>> begin Dataset excerpts
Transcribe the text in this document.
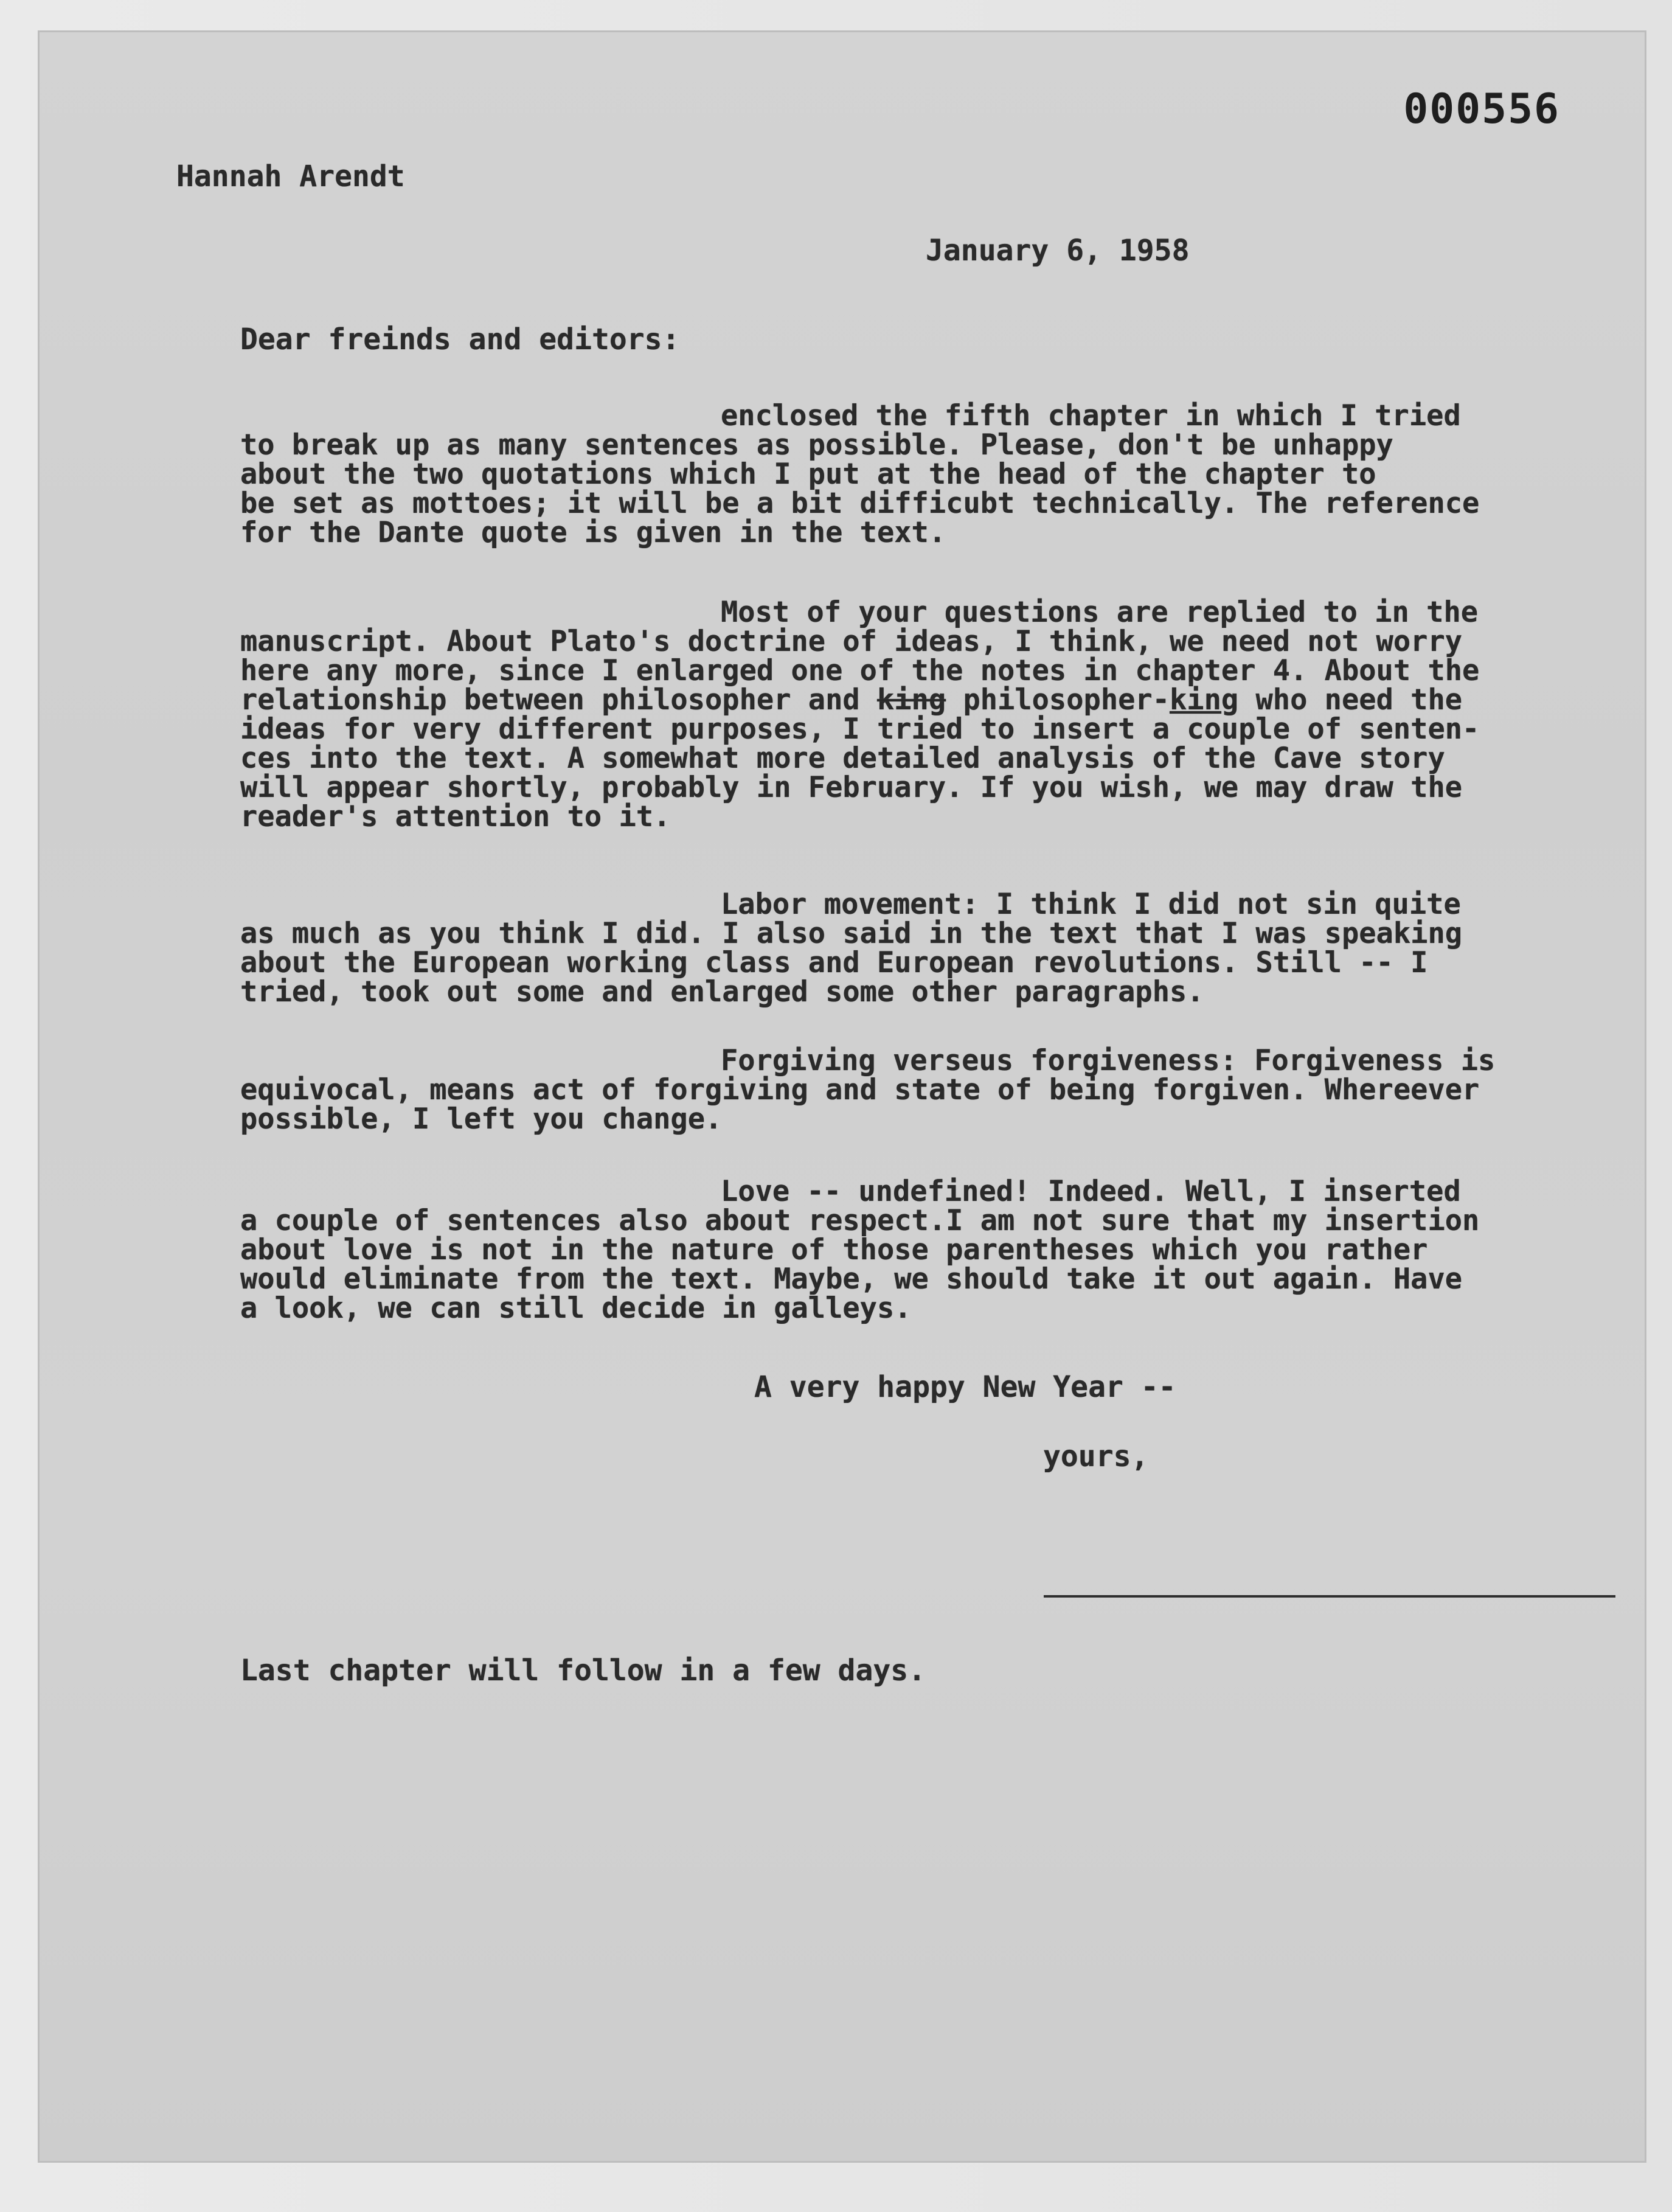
000556
Hannah Arendt
January 6, 1958
Dear freinds and editors:
enclosed the fifth chapter in which I tried
to break up as many sentences as possible. Please, don't be unhappy
about the two quotations which I put at the head of the chapter to
be set as mottoes; it will be a bit difficubt technically. The reference
for the Dante quote is given in the text.
Most of your questions are replied to in the
manuscript. About Plato's doctrine of ideas, I think, we need not worry
here any more, since I enlarged one of the notes in chapter 4. About the
relationship between philosopher and king philosopher-king who need the
ideas for very different purposes, I tried to insert a couple of senten-
ces into the text. A somewhat more detailed analysis of the Cave story
will appear shortly, probably in February. If you wish, we may draw the
reader's attention to it.
Labor movement: I think I did not sin quite
as much as you think I did. I also said in the text that I was speaking
about the European working class and European revolutions. Still -- I
tried, took out some and enlarged some other paragraphs.
Forgiving verseus forgiveness: Forgiveness is
equivocal, means act of forgiving and state of being forgiven. Whereever
possible, I left you change.
Love -- undefined! Indeed. Well, I inserted
a couple of sentences also about respect.I am not sure that my insertion
about love is not in the nature of those parentheses which you rather
would eliminate from the text. Maybe, we should take it out again. Have
a look, we can still decide in galleys.
A very happy New Year --
yours,
Last chapter will follow in a few days.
>> end Dataset excerpts
Return every line of the records exactly as given, pictures excluded.

__Result__:
Transcribe the text in this document.
000556
Hannah Arendt
January 6, 1958
Dear freinds and editors:
enclosed the fifth chapter in which I tried
to break up as many sentences as possible. Please, don't be unhappy
about the two quotations which I put at the head of the chapter to
be set as mottoes; it will be a bit difficubt technically. The reference
for the Dante quote is given in the text.
Most of your questions are replied to in the
manuscript. About Plato's doctrine of ideas, I think, we need not worry
here any more, since I enlarged one of the notes in chapter 4. About the
relationship between philosopher and king philosopher-king who need the
ideas for very different purposes, I tried to insert a couple of senten-
ces into the text. A somewhat more detailed analysis of the Cave story
will appear shortly, probably in February. If you wish, we may draw the
reader's attention to it.
Labor movement: I think I did not sin quite
as much as you think I did. I also said in the text that I was speaking
about the European working class and European revolutions. Still -- I
tried, took out some and enlarged some other paragraphs.
Forgiving verseus forgiveness: Forgiveness is
equivocal, means act of forgiving and state of being forgiven. Whereever
possible, I left you change.
Love -- undefined! Indeed. Well, I inserted
a couple of sentences also about respect.I am not sure that my insertion
about love is not in the nature of those parentheses which you rather
would eliminate from the text. Maybe, we should take it out again. Have
a look, we can still decide in galleys.
A very happy New Year --
yours,
Last chapter will follow in a few days.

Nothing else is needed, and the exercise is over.